The problem
All lines holding the string "Scenes" are to be shown.

-------- Record list --------

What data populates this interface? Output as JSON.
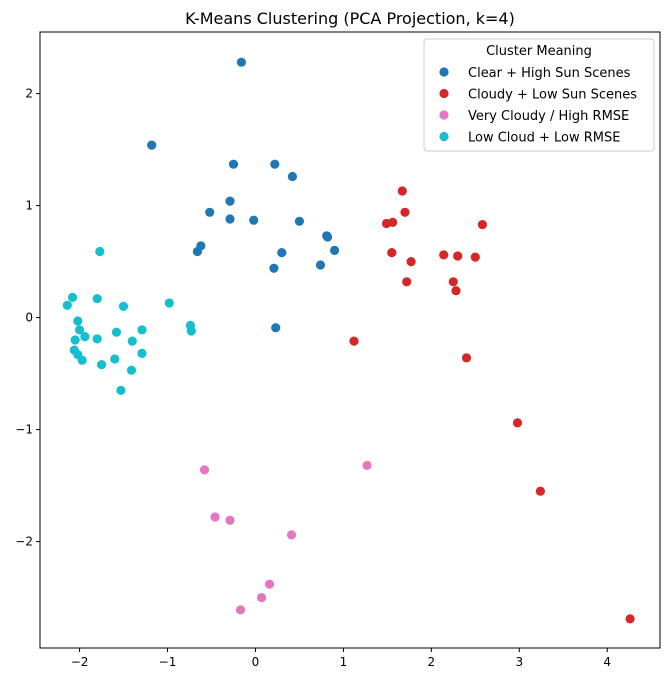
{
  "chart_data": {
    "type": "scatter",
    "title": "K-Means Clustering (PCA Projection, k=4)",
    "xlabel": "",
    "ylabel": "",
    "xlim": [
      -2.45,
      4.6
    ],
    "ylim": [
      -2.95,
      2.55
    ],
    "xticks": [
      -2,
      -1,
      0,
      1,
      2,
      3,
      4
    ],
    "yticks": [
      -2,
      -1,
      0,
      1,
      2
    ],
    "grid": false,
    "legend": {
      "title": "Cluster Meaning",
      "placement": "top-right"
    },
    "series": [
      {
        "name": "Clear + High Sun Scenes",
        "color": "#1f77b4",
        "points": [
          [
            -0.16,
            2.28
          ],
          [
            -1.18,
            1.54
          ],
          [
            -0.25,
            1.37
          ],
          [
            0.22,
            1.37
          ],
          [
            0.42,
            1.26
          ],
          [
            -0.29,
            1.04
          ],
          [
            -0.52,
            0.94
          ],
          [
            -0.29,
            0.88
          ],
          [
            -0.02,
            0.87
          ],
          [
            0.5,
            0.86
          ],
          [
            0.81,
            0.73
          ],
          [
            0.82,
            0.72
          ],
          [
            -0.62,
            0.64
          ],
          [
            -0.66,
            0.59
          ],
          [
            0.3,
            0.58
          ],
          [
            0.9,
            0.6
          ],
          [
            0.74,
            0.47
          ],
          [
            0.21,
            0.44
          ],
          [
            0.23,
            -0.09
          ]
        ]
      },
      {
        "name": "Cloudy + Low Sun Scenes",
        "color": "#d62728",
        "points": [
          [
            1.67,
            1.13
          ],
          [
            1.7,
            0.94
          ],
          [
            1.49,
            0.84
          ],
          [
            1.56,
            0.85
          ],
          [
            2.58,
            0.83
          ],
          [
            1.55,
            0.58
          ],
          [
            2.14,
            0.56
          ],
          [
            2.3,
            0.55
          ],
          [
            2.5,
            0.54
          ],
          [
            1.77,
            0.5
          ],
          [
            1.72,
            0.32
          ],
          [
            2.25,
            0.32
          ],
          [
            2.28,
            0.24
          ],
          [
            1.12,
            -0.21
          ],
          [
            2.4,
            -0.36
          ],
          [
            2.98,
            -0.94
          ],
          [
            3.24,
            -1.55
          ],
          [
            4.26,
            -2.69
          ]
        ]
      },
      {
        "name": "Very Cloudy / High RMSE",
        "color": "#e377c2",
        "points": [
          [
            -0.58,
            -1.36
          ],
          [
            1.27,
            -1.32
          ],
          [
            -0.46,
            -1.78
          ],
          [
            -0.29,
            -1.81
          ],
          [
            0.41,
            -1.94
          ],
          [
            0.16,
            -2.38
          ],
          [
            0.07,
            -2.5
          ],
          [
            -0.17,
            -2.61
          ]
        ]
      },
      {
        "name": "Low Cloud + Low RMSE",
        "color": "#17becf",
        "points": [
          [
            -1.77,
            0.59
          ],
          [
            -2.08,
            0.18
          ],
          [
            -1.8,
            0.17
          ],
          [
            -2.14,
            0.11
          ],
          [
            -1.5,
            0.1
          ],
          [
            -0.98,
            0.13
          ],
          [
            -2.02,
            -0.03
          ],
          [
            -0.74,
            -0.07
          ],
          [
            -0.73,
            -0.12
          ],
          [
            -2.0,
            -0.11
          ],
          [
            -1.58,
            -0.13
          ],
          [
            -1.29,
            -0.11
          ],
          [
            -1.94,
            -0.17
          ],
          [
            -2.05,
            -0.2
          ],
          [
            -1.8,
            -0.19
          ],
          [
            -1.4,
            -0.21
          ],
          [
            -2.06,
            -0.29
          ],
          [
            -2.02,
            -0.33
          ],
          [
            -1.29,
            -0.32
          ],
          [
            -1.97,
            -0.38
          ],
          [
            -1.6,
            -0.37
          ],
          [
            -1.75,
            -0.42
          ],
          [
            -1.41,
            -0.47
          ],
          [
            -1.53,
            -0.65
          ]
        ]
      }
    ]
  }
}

--------
-------- Record list --------

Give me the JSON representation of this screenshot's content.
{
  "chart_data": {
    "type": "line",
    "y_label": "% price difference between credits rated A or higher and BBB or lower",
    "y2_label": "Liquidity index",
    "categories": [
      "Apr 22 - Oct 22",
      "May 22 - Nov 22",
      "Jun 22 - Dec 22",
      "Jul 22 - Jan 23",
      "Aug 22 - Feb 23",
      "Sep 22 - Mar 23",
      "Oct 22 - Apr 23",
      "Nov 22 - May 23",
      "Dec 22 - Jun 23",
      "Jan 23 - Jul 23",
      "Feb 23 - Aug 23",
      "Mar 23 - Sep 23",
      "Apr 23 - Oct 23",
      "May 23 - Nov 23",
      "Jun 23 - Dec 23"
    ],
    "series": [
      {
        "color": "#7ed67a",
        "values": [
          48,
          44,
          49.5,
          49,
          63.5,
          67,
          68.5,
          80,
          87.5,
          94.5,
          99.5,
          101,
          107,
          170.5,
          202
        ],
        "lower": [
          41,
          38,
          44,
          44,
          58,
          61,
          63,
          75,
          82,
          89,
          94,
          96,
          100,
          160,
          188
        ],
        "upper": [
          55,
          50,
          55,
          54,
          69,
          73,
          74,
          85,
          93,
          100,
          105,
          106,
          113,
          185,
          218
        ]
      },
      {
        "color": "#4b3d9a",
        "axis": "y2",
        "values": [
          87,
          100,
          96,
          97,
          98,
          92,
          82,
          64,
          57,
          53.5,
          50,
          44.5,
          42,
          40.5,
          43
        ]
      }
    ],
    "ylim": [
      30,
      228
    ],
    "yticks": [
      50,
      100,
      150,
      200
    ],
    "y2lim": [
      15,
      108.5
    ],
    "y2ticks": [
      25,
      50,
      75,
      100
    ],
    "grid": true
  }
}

--------
-------- Record list --------

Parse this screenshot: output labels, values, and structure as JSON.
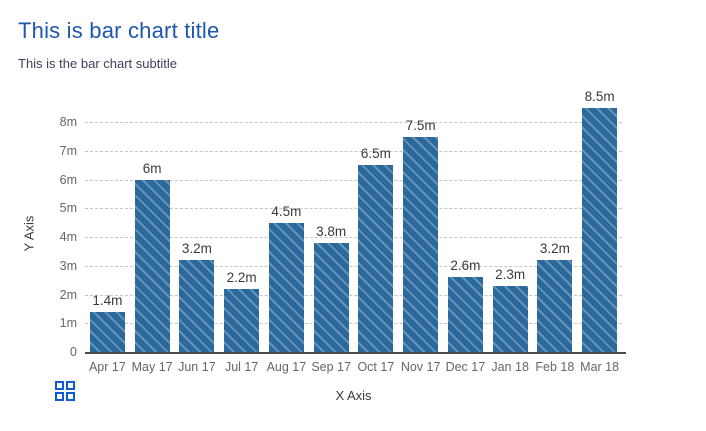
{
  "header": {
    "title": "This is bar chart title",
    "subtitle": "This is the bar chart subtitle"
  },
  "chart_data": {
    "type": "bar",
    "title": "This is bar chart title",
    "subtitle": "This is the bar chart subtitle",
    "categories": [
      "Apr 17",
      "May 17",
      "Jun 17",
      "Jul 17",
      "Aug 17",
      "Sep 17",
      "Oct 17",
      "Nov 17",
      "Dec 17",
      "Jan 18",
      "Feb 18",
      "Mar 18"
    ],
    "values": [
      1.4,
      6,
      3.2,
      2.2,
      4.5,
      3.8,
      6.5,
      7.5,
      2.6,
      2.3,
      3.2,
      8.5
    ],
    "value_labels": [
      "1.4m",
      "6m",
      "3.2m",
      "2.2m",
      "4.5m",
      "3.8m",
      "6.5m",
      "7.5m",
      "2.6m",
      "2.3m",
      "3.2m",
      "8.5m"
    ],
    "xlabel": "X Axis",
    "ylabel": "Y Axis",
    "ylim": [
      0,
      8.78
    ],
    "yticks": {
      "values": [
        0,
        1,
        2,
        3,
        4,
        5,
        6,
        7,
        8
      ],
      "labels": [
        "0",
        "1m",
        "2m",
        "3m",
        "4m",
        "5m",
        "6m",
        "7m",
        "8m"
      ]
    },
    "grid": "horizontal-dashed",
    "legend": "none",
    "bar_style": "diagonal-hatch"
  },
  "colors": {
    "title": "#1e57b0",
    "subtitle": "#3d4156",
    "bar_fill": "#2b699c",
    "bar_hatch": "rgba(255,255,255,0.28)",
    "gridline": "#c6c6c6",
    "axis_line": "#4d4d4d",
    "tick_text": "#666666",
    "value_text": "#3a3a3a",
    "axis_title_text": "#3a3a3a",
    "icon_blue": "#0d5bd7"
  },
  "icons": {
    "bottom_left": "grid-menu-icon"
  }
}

--------

Response
        "name": "Clear + High Sun Scenes",
        "name": "Cloudy + Low Sun Scenes",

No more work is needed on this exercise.